→ **WHAT NEEDS TO BE DONE**
The entries that follow should be written out exactly.
──────────
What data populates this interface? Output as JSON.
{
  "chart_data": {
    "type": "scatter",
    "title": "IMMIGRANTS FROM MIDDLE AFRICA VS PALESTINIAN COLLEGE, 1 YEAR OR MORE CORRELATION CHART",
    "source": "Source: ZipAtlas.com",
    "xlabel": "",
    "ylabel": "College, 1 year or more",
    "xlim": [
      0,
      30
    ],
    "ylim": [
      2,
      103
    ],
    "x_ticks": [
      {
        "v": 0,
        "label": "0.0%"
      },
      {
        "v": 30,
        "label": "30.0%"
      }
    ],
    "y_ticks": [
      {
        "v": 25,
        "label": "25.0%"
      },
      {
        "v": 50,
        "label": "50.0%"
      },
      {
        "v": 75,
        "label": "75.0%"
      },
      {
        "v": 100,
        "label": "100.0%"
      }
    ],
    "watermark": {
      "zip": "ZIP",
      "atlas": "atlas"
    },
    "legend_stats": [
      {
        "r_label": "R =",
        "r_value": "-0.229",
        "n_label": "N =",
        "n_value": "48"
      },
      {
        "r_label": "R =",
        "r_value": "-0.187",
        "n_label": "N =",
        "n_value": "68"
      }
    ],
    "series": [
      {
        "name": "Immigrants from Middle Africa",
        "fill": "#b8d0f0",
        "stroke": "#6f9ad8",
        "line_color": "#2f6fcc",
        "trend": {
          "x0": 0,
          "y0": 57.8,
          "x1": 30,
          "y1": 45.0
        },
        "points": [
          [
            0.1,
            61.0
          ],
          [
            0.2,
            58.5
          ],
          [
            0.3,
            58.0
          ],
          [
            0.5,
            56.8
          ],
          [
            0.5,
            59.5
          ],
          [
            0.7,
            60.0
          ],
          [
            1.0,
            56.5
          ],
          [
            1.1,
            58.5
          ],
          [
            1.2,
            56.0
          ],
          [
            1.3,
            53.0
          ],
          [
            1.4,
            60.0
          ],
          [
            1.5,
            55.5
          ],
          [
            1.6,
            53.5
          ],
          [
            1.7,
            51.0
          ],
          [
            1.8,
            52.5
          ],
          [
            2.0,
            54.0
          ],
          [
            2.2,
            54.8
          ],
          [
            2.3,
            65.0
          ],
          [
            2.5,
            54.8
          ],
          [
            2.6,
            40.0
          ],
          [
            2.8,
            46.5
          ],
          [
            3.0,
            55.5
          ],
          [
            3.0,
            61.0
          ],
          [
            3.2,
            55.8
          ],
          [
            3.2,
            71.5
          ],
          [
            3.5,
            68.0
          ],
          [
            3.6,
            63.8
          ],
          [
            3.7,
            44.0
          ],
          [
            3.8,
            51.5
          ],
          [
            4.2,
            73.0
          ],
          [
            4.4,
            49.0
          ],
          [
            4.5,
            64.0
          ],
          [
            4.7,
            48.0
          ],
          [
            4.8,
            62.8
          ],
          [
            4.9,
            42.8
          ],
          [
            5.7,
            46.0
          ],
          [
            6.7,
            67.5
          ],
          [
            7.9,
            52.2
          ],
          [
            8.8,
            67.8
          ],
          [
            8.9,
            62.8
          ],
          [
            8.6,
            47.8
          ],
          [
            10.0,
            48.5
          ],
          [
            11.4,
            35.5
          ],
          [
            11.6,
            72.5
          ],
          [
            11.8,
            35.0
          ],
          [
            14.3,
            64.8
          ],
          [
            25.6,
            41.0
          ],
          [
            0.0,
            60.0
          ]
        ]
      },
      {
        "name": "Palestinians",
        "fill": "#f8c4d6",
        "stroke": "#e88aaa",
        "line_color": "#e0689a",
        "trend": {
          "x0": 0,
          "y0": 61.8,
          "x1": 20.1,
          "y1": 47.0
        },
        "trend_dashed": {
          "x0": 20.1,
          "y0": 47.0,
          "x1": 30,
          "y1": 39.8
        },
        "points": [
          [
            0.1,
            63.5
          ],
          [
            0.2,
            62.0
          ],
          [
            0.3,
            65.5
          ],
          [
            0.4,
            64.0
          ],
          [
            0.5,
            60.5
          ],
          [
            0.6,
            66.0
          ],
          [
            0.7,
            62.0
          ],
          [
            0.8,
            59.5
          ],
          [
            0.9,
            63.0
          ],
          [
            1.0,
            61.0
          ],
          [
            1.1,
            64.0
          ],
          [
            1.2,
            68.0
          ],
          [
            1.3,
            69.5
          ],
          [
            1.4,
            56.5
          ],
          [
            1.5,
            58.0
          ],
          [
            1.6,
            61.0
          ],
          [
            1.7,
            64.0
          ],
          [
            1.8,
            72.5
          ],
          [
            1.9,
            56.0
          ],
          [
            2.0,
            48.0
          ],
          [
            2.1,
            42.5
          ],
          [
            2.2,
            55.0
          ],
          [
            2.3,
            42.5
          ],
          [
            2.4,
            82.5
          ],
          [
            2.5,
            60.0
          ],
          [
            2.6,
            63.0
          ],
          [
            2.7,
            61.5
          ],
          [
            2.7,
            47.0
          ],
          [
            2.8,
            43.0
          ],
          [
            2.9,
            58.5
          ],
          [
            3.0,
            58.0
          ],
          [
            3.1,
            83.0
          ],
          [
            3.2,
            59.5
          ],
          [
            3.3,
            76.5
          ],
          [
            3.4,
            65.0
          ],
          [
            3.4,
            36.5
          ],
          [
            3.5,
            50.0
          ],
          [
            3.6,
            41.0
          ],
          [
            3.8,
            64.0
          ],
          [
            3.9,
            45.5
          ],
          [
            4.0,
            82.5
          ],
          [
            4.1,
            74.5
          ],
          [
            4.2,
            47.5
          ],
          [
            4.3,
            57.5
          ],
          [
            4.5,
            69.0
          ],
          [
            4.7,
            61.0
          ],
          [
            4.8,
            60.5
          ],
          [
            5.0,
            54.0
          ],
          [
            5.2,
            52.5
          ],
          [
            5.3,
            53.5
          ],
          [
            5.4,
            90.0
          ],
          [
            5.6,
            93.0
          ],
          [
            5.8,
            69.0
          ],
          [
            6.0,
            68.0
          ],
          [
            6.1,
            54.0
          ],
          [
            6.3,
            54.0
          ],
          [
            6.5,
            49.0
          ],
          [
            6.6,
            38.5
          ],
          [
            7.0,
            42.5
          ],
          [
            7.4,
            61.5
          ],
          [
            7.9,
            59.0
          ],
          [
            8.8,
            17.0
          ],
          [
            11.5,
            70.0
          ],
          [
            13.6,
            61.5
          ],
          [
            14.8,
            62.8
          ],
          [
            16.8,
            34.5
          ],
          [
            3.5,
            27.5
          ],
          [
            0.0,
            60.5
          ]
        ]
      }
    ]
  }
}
──────────
→ **TASK OUTPUT**
What data populates this interface? Output as JSON.
{
  "chart_data": {
    "type": "scatter",
    "title": "IMMIGRANTS FROM MIDDLE AFRICA VS PALESTINIAN COLLEGE, 1 YEAR OR MORE CORRELATION CHART",
    "source": "Source: ZipAtlas.com",
    "xlabel": "",
    "ylabel": "College, 1 year or more",
    "xlim": [
      0,
      30
    ],
    "ylim": [
      2,
      103
    ],
    "x_ticks": [
      {
        "v": 0,
        "label": "0.0%"
      },
      {
        "v": 30,
        "label": "30.0%"
      }
    ],
    "y_ticks": [
      {
        "v": 25,
        "label": "25.0%"
      },
      {
        "v": 50,
        "label": "50.0%"
      },
      {
        "v": 75,
        "label": "75.0%"
      },
      {
        "v": 100,
        "label": "100.0%"
      }
    ],
    "watermark": {
      "zip": "ZIP",
      "atlas": "atlas"
    },
    "legend_stats": [
      {
        "r_label": "R =",
        "r_value": "-0.229",
        "n_label": "N =",
        "n_value": "48"
      },
      {
        "r_label": "R =",
        "r_value": "-0.187",
        "n_label": "N =",
        "n_value": "68"
      }
    ],
    "series": [
      {
        "name": "Immigrants from Middle Africa",
        "fill": "#b8d0f0",
        "stroke": "#6f9ad8",
        "line_color": "#2f6fcc",
        "trend": {
          "x0": 0,
          "y0": 57.8,
          "x1": 30,
          "y1": 45.0
        },
        "points": [
          [
            0.1,
            61.0
          ],
          [
            0.2,
            58.5
          ],
          [
            0.3,
            58.0
          ],
          [
            0.5,
            56.8
          ],
          [
            0.5,
            59.5
          ],
          [
            0.7,
            60.0
          ],
          [
            1.0,
            56.5
          ],
          [
            1.1,
            58.5
          ],
          [
            1.2,
            56.0
          ],
          [
            1.3,
            53.0
          ],
          [
            1.4,
            60.0
          ],
          [
            1.5,
            55.5
          ],
          [
            1.6,
            53.5
          ],
          [
            1.7,
            51.0
          ],
          [
            1.8,
            52.5
          ],
          [
            2.0,
            54.0
          ],
          [
            2.2,
            54.8
          ],
          [
            2.3,
            65.0
          ],
          [
            2.5,
            54.8
          ],
          [
            2.6,
            40.0
          ],
          [
            2.8,
            46.5
          ],
          [
            3.0,
            55.5
          ],
          [
            3.0,
            61.0
          ],
          [
            3.2,
            55.8
          ],
          [
            3.2,
            71.5
          ],
          [
            3.5,
            68.0
          ],
          [
            3.6,
            63.8
          ],
          [
            3.7,
            44.0
          ],
          [
            3.8,
            51.5
          ],
          [
            4.2,
            73.0
          ],
          [
            4.4,
            49.0
          ],
          [
            4.5,
            64.0
          ],
          [
            4.7,
            48.0
          ],
          [
            4.8,
            62.8
          ],
          [
            4.9,
            42.8
          ],
          [
            5.7,
            46.0
          ],
          [
            6.7,
            67.5
          ],
          [
            7.9,
            52.2
          ],
          [
            8.8,
            67.8
          ],
          [
            8.9,
            62.8
          ],
          [
            8.6,
            47.8
          ],
          [
            10.0,
            48.5
          ],
          [
            11.4,
            35.5
          ],
          [
            11.6,
            72.5
          ],
          [
            11.8,
            35.0
          ],
          [
            14.3,
            64.8
          ],
          [
            25.6,
            41.0
          ],
          [
            0.0,
            60.0
          ]
        ]
      },
      {
        "name": "Palestinians",
        "fill": "#f8c4d6",
        "stroke": "#e88aaa",
        "line_color": "#e0689a",
        "trend": {
          "x0": 0,
          "y0": 61.8,
          "x1": 20.1,
          "y1": 47.0
        },
        "trend_dashed": {
          "x0": 20.1,
          "y0": 47.0,
          "x1": 30,
          "y1": 39.8
        },
        "points": [
          [
            0.1,
            63.5
          ],
          [
            0.2,
            62.0
          ],
          [
            0.3,
            65.5
          ],
          [
            0.4,
            64.0
          ],
          [
            0.5,
            60.5
          ],
          [
            0.6,
            66.0
          ],
          [
            0.7,
            62.0
          ],
          [
            0.8,
            59.5
          ],
          [
            0.9,
            63.0
          ],
          [
            1.0,
            61.0
          ],
          [
            1.1,
            64.0
          ],
          [
            1.2,
            68.0
          ],
          [
            1.3,
            69.5
          ],
          [
            1.4,
            56.5
          ],
          [
            1.5,
            58.0
          ],
          [
            1.6,
            61.0
          ],
          [
            1.7,
            64.0
          ],
          [
            1.8,
            72.5
          ],
          [
            1.9,
            56.0
          ],
          [
            2.0,
            48.0
          ],
          [
            2.1,
            42.5
          ],
          [
            2.2,
            55.0
          ],
          [
            2.3,
            42.5
          ],
          [
            2.4,
            82.5
          ],
          [
            2.5,
            60.0
          ],
          [
            2.6,
            63.0
          ],
          [
            2.7,
            61.5
          ],
          [
            2.7,
            47.0
          ],
          [
            2.8,
            43.0
          ],
          [
            2.9,
            58.5
          ],
          [
            3.0,
            58.0
          ],
          [
            3.1,
            83.0
          ],
          [
            3.2,
            59.5
          ],
          [
            3.3,
            76.5
          ],
          [
            3.4,
            65.0
          ],
          [
            3.4,
            36.5
          ],
          [
            3.5,
            50.0
          ],
          [
            3.6,
            41.0
          ],
          [
            3.8,
            64.0
          ],
          [
            3.9,
            45.5
          ],
          [
            4.0,
            82.5
          ],
          [
            4.1,
            74.5
          ],
          [
            4.2,
            47.5
          ],
          [
            4.3,
            57.5
          ],
          [
            4.5,
            69.0
          ],
          [
            4.7,
            61.0
          ],
          [
            4.8,
            60.5
          ],
          [
            5.0,
            54.0
          ],
          [
            5.2,
            52.5
          ],
          [
            5.3,
            53.5
          ],
          [
            5.4,
            90.0
          ],
          [
            5.6,
            93.0
          ],
          [
            5.8,
            69.0
          ],
          [
            6.0,
            68.0
          ],
          [
            6.1,
            54.0
          ],
          [
            6.3,
            54.0
          ],
          [
            6.5,
            49.0
          ],
          [
            6.6,
            38.5
          ],
          [
            7.0,
            42.5
          ],
          [
            7.4,
            61.5
          ],
          [
            7.9,
            59.0
          ],
          [
            8.8,
            17.0
          ],
          [
            11.5,
            70.0
          ],
          [
            13.6,
            61.5
          ],
          [
            14.8,
            62.8
          ],
          [
            16.8,
            34.5
          ],
          [
            3.5,
            27.5
          ],
          [
            0.0,
            60.5
          ]
        ]
      }
    ]
  }
}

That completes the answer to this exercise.